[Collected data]
>>>>>

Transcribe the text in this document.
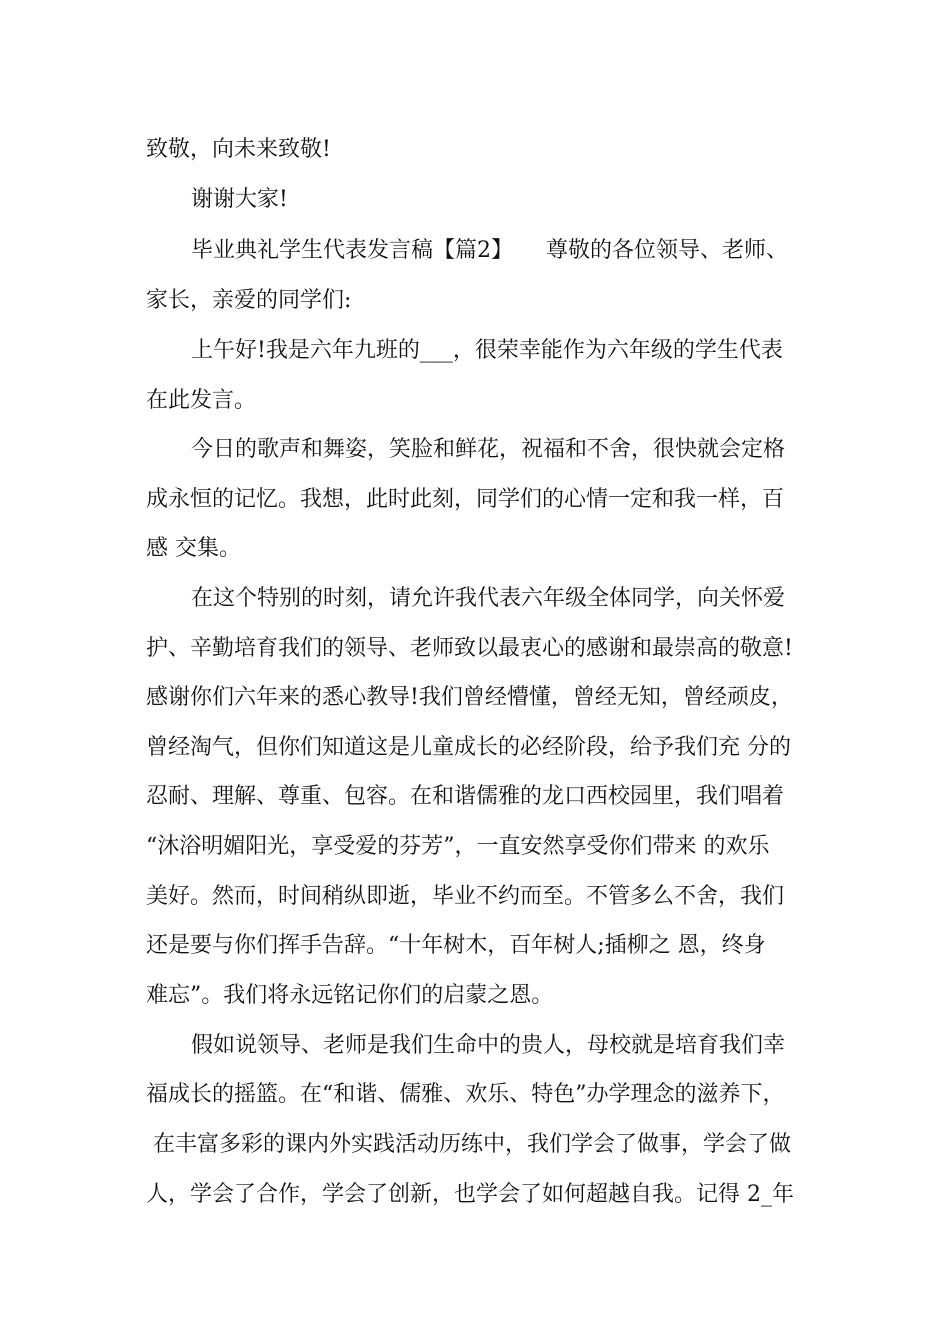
致敬，向未来致敬!
谢谢大家!
毕业典礼学生代表发言稿【篇2】　　尊敬的各位领导、老师、
家长，亲爱的同学们:
上午好!我是六年九班的___，很荣幸能作为六年级的学生代表
在此发言。
今日的歌声和舞姿，笑脸和鲜花，祝福和不舍，很快就会定格
成永恒的记忆。我想，此时此刻，同学们的心情一定和我一样，百
感 交集。
在这个特别的时刻，请允许我代表六年级全体同学，向关怀爱
护、辛勤培育我们的领导、老师致以最衷心的感谢和最崇高的敬意!
感谢你们六年来的悉心教导!我们曾经懵懂，曾经无知，曾经顽皮，
曾经淘气，但你们知道这是儿童成长的必经阶段，给予我们充 分的
忍耐、理解、尊重、包容。在和谐儒雅的龙口西校园里，我们唱着
“沐浴明媚阳光，享受爱的芬芳”，一直安然享受你们带来 的欢乐
美好。然而，时间稍纵即逝，毕业不约而至。不管多么不舍，我们
还是要与你们挥手告辞。“十年树木，百年树人;插柳之 恩，终身
难忘”。我们将永远铭记你们的启蒙之恩。
假如说领导、老师是我们生命中的贵人，母校就是培育我们幸
福成长的摇篮。在“和谐、儒雅、欢乐、特色”办学理念的滋养下，
在丰富多彩的课内外实践活动历练中，我们学会了做事，学会了做
人，学会了合作，学会了创新，也学会了如何超越自我。记得 2_年
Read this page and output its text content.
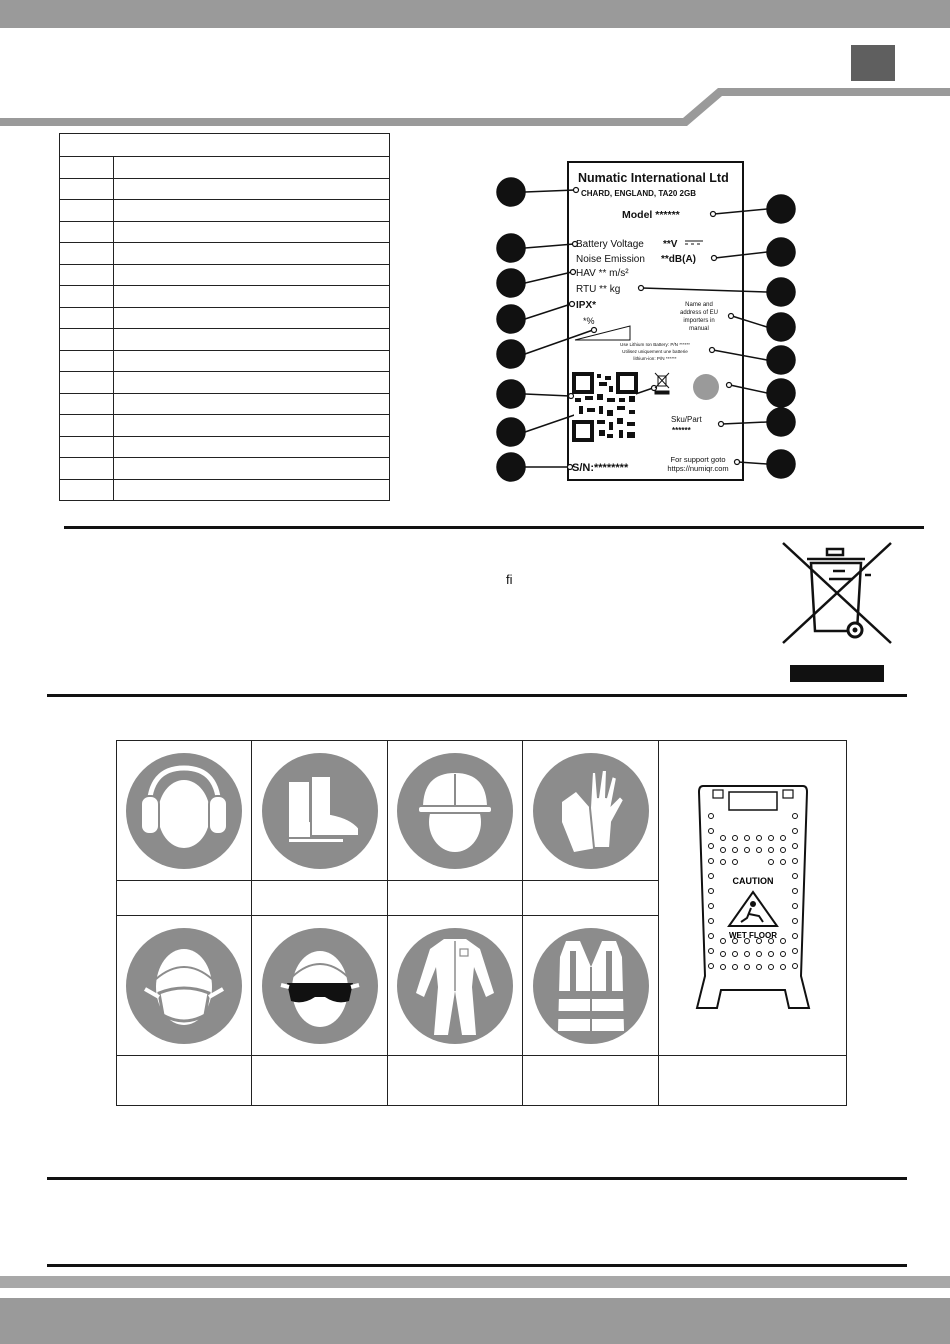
Numatic International Ltd
CHARD, ENGLAND, TA20 2GB
Model ******
Battery Voltage **V
Noise Emission **dB(A)
HAV ** m/s²
RTU ** kg
IPX*
*%
Name and
address of EU
importers in
manual
Use Lithium Ion Battery: P/N ******
Utilisez uniquement une batterie
lithium-ion: P/N ******
Sku/Part
******
S/N:********
For support goto
https://numiqr.com
ﬁ

CAUTION
WET FLOOR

<<<<<

_Given exercise_
Copy every line of the records above that contains "text".

_The result_
Transcribe the text in this document.
Read this page and output its text content.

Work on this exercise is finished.